**EXERCISE**
Quote the records in full and leave their pictures out.

**MATERIALS PROVIDED**
════════

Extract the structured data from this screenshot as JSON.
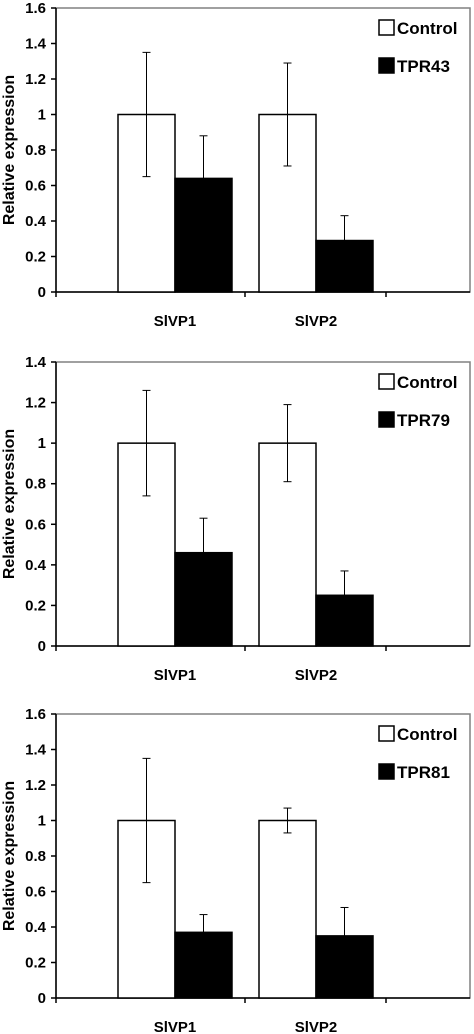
{
  "chart_data": [
    {
      "type": "bar",
      "title": "",
      "xlabel": "",
      "ylabel": "Relative expression",
      "ylim": [
        0,
        1.6
      ],
      "yticks": [
        "0",
        "0.2",
        "0.4",
        "0.6",
        "0.8",
        "1",
        "1.2",
        "1.4",
        "1.6"
      ],
      "categories": [
        "SlVP1",
        "SlVP2"
      ],
      "legend_position": "top-right",
      "grid": false,
      "series": [
        {
          "name": "Control",
          "color": "#ffffff",
          "values": [
            1.0,
            1.0
          ],
          "errors": [
            0.35,
            0.29
          ]
        },
        {
          "name": "TPR43",
          "color": "#000000",
          "values": [
            0.64,
            0.29
          ],
          "errors": [
            0.24,
            0.14
          ]
        }
      ]
    },
    {
      "type": "bar",
      "title": "",
      "xlabel": "",
      "ylabel": "Relative expression",
      "ylim": [
        0,
        1.4
      ],
      "yticks": [
        "0",
        "0.2",
        "0.4",
        "0.6",
        "0.8",
        "1",
        "1.2",
        "1.4"
      ],
      "categories": [
        "SlVP1",
        "SlVP2"
      ],
      "legend_position": "top-right",
      "grid": false,
      "series": [
        {
          "name": "Control",
          "color": "#ffffff",
          "values": [
            1.0,
            1.0
          ],
          "errors": [
            0.26,
            0.19
          ]
        },
        {
          "name": "TPR79",
          "color": "#000000",
          "values": [
            0.46,
            0.25
          ],
          "errors": [
            0.17,
            0.12
          ]
        }
      ]
    },
    {
      "type": "bar",
      "title": "",
      "xlabel": "",
      "ylabel": "Relative expression",
      "ylim": [
        0,
        1.6
      ],
      "yticks": [
        "0",
        "0.2",
        "0.4",
        "0.6",
        "0.8",
        "1",
        "1.2",
        "1.4",
        "1.6"
      ],
      "categories": [
        "SlVP1",
        "SlVP2"
      ],
      "legend_position": "top-right",
      "grid": false,
      "series": [
        {
          "name": "Control",
          "color": "#ffffff",
          "values": [
            1.0,
            1.0
          ],
          "errors": [
            0.35,
            0.07
          ]
        },
        {
          "name": "TPR81",
          "color": "#000000",
          "values": [
            0.37,
            0.35
          ],
          "errors": [
            0.1,
            0.16
          ]
        }
      ]
    }
  ]
}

════════

**EXPECTED OUTPUT**
Extract the structured data from this screenshot as JSON.
{
  "chart_data": [
    {
      "type": "bar",
      "title": "",
      "xlabel": "",
      "ylabel": "Relative expression",
      "ylim": [
        0,
        1.6
      ],
      "yticks": [
        "0",
        "0.2",
        "0.4",
        "0.6",
        "0.8",
        "1",
        "1.2",
        "1.4",
        "1.6"
      ],
      "categories": [
        "SlVP1",
        "SlVP2"
      ],
      "legend_position": "top-right",
      "grid": false,
      "series": [
        {
          "name": "Control",
          "color": "#ffffff",
          "values": [
            1.0,
            1.0
          ],
          "errors": [
            0.35,
            0.29
          ]
        },
        {
          "name": "TPR43",
          "color": "#000000",
          "values": [
            0.64,
            0.29
          ],
          "errors": [
            0.24,
            0.14
          ]
        }
      ]
    },
    {
      "type": "bar",
      "title": "",
      "xlabel": "",
      "ylabel": "Relative expression",
      "ylim": [
        0,
        1.4
      ],
      "yticks": [
        "0",
        "0.2",
        "0.4",
        "0.6",
        "0.8",
        "1",
        "1.2",
        "1.4"
      ],
      "categories": [
        "SlVP1",
        "SlVP2"
      ],
      "legend_position": "top-right",
      "grid": false,
      "series": [
        {
          "name": "Control",
          "color": "#ffffff",
          "values": [
            1.0,
            1.0
          ],
          "errors": [
            0.26,
            0.19
          ]
        },
        {
          "name": "TPR79",
          "color": "#000000",
          "values": [
            0.46,
            0.25
          ],
          "errors": [
            0.17,
            0.12
          ]
        }
      ]
    },
    {
      "type": "bar",
      "title": "",
      "xlabel": "",
      "ylabel": "Relative expression",
      "ylim": [
        0,
        1.6
      ],
      "yticks": [
        "0",
        "0.2",
        "0.4",
        "0.6",
        "0.8",
        "1",
        "1.2",
        "1.4",
        "1.6"
      ],
      "categories": [
        "SlVP1",
        "SlVP2"
      ],
      "legend_position": "top-right",
      "grid": false,
      "series": [
        {
          "name": "Control",
          "color": "#ffffff",
          "values": [
            1.0,
            1.0
          ],
          "errors": [
            0.35,
            0.07
          ]
        },
        {
          "name": "TPR81",
          "color": "#000000",
          "values": [
            0.37,
            0.35
          ],
          "errors": [
            0.1,
            0.16
          ]
        }
      ]
    }
  ]
}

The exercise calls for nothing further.